- WRITTEN PROBLEM
Write out, precisely and in full, each line of the material.

- PROVIDED DATA
========================================================================
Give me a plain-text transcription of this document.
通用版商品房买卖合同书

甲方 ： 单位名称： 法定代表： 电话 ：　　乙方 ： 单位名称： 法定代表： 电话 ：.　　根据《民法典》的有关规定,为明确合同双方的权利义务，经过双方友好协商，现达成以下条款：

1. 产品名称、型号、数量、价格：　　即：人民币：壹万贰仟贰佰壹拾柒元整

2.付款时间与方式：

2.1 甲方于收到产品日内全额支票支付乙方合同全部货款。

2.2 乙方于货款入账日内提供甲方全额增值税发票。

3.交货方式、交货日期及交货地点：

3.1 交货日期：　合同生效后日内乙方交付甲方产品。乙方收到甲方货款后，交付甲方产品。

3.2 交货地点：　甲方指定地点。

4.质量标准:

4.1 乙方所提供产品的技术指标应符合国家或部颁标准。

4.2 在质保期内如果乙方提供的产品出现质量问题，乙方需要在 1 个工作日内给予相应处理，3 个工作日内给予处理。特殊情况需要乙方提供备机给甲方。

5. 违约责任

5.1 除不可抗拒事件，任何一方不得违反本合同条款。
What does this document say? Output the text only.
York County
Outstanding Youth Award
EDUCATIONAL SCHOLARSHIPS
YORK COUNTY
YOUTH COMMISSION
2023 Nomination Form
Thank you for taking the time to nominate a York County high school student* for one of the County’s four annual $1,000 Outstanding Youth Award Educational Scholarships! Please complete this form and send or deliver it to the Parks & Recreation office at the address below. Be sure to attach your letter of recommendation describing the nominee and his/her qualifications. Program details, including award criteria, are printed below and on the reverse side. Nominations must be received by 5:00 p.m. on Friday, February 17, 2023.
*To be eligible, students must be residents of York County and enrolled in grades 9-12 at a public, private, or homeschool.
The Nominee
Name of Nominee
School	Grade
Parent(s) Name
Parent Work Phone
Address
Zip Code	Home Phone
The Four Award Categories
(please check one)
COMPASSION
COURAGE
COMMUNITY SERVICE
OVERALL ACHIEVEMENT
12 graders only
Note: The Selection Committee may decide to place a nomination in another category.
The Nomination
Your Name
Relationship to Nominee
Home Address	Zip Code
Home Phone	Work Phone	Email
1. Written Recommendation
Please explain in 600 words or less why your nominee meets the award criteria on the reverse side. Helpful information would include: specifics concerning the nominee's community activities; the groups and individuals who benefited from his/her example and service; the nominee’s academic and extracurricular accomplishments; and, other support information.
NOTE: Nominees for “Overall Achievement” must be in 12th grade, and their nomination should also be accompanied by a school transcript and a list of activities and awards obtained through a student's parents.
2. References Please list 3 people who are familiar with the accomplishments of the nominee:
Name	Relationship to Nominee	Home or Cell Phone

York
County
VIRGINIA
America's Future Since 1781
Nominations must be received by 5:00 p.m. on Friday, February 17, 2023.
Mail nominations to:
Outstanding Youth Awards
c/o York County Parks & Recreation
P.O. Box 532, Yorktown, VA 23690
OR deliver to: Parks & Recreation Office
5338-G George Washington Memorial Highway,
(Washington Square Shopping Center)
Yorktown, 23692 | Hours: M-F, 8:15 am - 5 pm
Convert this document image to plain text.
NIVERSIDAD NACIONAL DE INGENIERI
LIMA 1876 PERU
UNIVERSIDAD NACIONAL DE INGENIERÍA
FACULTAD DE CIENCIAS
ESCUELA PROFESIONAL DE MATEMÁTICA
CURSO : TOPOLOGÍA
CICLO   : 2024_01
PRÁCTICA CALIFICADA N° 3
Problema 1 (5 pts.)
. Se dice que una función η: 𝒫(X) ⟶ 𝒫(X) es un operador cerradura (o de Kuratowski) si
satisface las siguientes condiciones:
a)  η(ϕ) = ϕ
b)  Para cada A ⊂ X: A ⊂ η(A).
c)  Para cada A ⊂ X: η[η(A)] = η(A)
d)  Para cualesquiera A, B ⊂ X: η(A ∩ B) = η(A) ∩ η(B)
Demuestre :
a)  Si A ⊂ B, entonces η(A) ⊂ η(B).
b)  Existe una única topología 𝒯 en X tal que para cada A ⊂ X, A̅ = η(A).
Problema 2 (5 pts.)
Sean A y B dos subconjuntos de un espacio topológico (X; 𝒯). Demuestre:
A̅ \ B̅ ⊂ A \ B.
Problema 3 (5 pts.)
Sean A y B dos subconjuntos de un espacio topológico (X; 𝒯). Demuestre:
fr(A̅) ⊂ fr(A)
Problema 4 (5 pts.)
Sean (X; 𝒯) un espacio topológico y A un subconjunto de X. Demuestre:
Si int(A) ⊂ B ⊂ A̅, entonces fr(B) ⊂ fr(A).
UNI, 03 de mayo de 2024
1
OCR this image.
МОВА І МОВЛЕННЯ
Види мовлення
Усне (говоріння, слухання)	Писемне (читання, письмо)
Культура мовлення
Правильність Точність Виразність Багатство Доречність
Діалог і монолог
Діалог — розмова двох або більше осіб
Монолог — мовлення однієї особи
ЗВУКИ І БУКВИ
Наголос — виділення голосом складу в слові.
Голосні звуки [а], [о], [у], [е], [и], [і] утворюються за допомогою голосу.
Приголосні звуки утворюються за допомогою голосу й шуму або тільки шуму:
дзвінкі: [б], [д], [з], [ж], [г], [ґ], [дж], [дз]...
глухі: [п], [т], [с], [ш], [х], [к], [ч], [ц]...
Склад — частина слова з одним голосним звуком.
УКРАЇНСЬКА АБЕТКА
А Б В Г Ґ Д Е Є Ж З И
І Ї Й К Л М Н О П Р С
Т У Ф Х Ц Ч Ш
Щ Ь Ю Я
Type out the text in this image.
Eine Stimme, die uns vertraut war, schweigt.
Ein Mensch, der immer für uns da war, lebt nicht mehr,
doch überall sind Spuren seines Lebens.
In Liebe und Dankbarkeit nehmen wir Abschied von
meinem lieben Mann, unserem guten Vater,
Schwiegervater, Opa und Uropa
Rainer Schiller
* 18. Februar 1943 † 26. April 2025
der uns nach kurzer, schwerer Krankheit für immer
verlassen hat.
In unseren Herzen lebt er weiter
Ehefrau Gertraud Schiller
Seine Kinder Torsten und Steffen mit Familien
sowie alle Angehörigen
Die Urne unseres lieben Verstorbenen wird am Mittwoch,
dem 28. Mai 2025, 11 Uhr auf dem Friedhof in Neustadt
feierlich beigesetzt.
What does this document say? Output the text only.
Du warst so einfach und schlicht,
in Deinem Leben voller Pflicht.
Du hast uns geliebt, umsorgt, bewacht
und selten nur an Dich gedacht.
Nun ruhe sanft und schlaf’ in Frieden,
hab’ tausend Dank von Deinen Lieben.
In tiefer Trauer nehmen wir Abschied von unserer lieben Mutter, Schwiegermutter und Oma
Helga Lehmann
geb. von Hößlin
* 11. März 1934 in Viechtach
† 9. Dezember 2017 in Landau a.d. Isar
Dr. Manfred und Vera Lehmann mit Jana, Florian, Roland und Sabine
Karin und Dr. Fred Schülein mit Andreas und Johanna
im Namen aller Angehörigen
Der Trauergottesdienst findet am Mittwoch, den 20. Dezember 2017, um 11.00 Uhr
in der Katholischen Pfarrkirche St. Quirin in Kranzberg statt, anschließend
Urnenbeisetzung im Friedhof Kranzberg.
========================================================================
- RESPONSE TO THIS EXERCISE
Give me a plain-text transcription of this document.
通用版商品房买卖合同书

甲方 ： 单位名称： 法定代表： 电话 ：　　乙方 ： 单位名称： 法定代表： 电话 ：.　　根据《民法典》的有关规定,为明确合同双方的权利义务，经过双方友好协商，现达成以下条款：

1. 产品名称、型号、数量、价格：　　即：人民币：壹万贰仟贰佰壹拾柒元整

2.付款时间与方式：

2.1 甲方于收到产品日内全额支票支付乙方合同全部货款。

2.2 乙方于货款入账日内提供甲方全额增值税发票。

3.交货方式、交货日期及交货地点：

3.1 交货日期：　合同生效后日内乙方交付甲方产品。乙方收到甲方货款后，交付甲方产品。

3.2 交货地点：　甲方指定地点。

4.质量标准:

4.1 乙方所提供产品的技术指标应符合国家或部颁标准。

4.2 在质保期内如果乙方提供的产品出现质量问题，乙方需要在 1 个工作日内给予相应处理，3 个工作日内给予处理。特殊情况需要乙方提供备机给甲方。

5. 违约责任

5.1 除不可抗拒事件，任何一方不得违反本合同条款。
What does this document say? Output the text only.
York County
Outstanding Youth Award
EDUCATIONAL SCHOLARSHIPS
YORK COUNTY
YOUTH COMMISSION
2023 Nomination Form
Thank you for taking the time to nominate a York County high school student* for one of the County’s four annual $1,000 Outstanding Youth Award Educational Scholarships! Please complete this form and send or deliver it to the Parks & Recreation office at the address below. Be sure to attach your letter of recommendation describing the nominee and his/her qualifications. Program details, including award criteria, are printed below and on the reverse side. Nominations must be received by 5:00 p.m. on Friday, February 17, 2023.
*To be eligible, students must be residents of York County and enrolled in grades 9-12 at a public, private, or homeschool.
The Nominee
Name of Nominee
School	Grade
Parent(s) Name
Parent Work Phone
Address
Zip Code	Home Phone
The Four Award Categories
(please check one)
COMPASSION
COURAGE
COMMUNITY SERVICE
OVERALL ACHIEVEMENT
12 graders only
Note: The Selection Committee may decide to place a nomination in another category.
The Nomination
Your Name
Relationship to Nominee
Home Address	Zip Code
Home Phone	Work Phone	Email
1. Written Recommendation
Please explain in 600 words or less why your nominee meets the award criteria on the reverse side. Helpful information would include: specifics concerning the nominee's community activities; the groups and individuals who benefited from his/her example and service; the nominee’s academic and extracurricular accomplishments; and, other support information.
NOTE: Nominees for “Overall Achievement” must be in 12th grade, and their nomination should also be accompanied by a school transcript and a list of activities and awards obtained through a student's parents.
2. References Please list 3 people who are familiar with the accomplishments of the nominee:
Name	Relationship to Nominee	Home or Cell Phone

York
County
VIRGINIA
America's Future Since 1781
Nominations must be received by 5:00 p.m. on Friday, February 17, 2023.
Mail nominations to:
Outstanding Youth Awards
c/o York County Parks & Recreation
P.O. Box 532, Yorktown, VA 23690
OR deliver to: Parks & Recreation Office
5338-G George Washington Memorial Highway,
(Washington Square Shopping Center)
Yorktown, 23692 | Hours: M-F, 8:15 am - 5 pm
Convert this document image to plain text.
NIVERSIDAD NACIONAL DE INGENIERI
LIMA 1876 PERU
UNIVERSIDAD NACIONAL DE INGENIERÍA
FACULTAD DE CIENCIAS
ESCUELA PROFESIONAL DE MATEMÁTICA
CURSO : TOPOLOGÍA
CICLO   : 2024_01
PRÁCTICA CALIFICADA N° 3
Problema 1 (5 pts.)
. Se dice que una función η: 𝒫(X) ⟶ 𝒫(X) es un operador cerradura (o de Kuratowski) si
satisface las siguientes condiciones:
a)  η(ϕ) = ϕ
b)  Para cada A ⊂ X: A ⊂ η(A).
c)  Para cada A ⊂ X: η[η(A)] = η(A)
d)  Para cualesquiera A, B ⊂ X: η(A ∩ B) = η(A) ∩ η(B)
Demuestre :
a)  Si A ⊂ B, entonces η(A) ⊂ η(B).
b)  Existe una única topología 𝒯 en X tal que para cada A ⊂ X, A̅ = η(A).
Problema 2 (5 pts.)
Sean A y B dos subconjuntos de un espacio topológico (X; 𝒯). Demuestre:
A̅ \ B̅ ⊂ A \ B.
Problema 3 (5 pts.)
Sean A y B dos subconjuntos de un espacio topológico (X; 𝒯). Demuestre:
fr(A̅) ⊂ fr(A)
Problema 4 (5 pts.)
Sean (X; 𝒯) un espacio topológico y A un subconjunto de X. Demuestre:
Si int(A) ⊂ B ⊂ A̅, entonces fr(B) ⊂ fr(A).
UNI, 03 de mayo de 2024
1
OCR this image.
МОВА І МОВЛЕННЯ
Види мовлення
Усне (говоріння, слухання)	Писемне (читання, письмо)
Культура мовлення
Правильність Точність Виразність Багатство Доречність
Діалог і монолог
Діалог — розмова двох або більше осіб
Монолог — мовлення однієї особи
ЗВУКИ І БУКВИ
Наголос — виділення голосом складу в слові.
Голосні звуки [а], [о], [у], [е], [и], [і] утворюються за допомогою голосу.
Приголосні звуки утворюються за допомогою голосу й шуму або тільки шуму:
дзвінкі: [б], [д], [з], [ж], [г], [ґ], [дж], [дз]...
глухі: [п], [т], [с], [ш], [х], [к], [ч], [ц]...
Склад — частина слова з одним голосним звуком.
УКРАЇНСЬКА АБЕТКА
А Б В Г Ґ Д Е Є Ж З И
І Ї Й К Л М Н О П Р С
Т У Ф Х Ц Ч Ш
Щ Ь Ю Я
Type out the text in this image.
Eine Stimme, die uns vertraut war, schweigt.
Ein Mensch, der immer für uns da war, lebt nicht mehr,
doch überall sind Spuren seines Lebens.
In Liebe und Dankbarkeit nehmen wir Abschied von
meinem lieben Mann, unserem guten Vater,
Schwiegervater, Opa und Uropa
Rainer Schiller
* 18. Februar 1943 † 26. April 2025
der uns nach kurzer, schwerer Krankheit für immer
verlassen hat.
In unseren Herzen lebt er weiter
Ehefrau Gertraud Schiller
Seine Kinder Torsten und Steffen mit Familien
sowie alle Angehörigen
Die Urne unseres lieben Verstorbenen wird am Mittwoch,
dem 28. Mai 2025, 11 Uhr auf dem Friedhof in Neustadt
feierlich beigesetzt.
What does this document say? Output the text only.
Du warst so einfach und schlicht,
in Deinem Leben voller Pflicht.
Du hast uns geliebt, umsorgt, bewacht
und selten nur an Dich gedacht.
Nun ruhe sanft und schlaf’ in Frieden,
hab’ tausend Dank von Deinen Lieben.
In tiefer Trauer nehmen wir Abschied von unserer lieben Mutter, Schwiegermutter und Oma
Helga Lehmann
geb. von Hößlin
* 11. März 1934 in Viechtach
† 9. Dezember 2017 in Landau a.d. Isar
Dr. Manfred und Vera Lehmann mit Jana, Florian, Roland und Sabine
Karin und Dr. Fred Schülein mit Andreas und Johanna
im Namen aller Angehörigen
Der Trauergottesdienst findet am Mittwoch, den 20. Dezember 2017, um 11.00 Uhr
in der Katholischen Pfarrkirche St. Quirin in Kranzberg statt, anschließend
Urnenbeisetzung im Friedhof Kranzberg.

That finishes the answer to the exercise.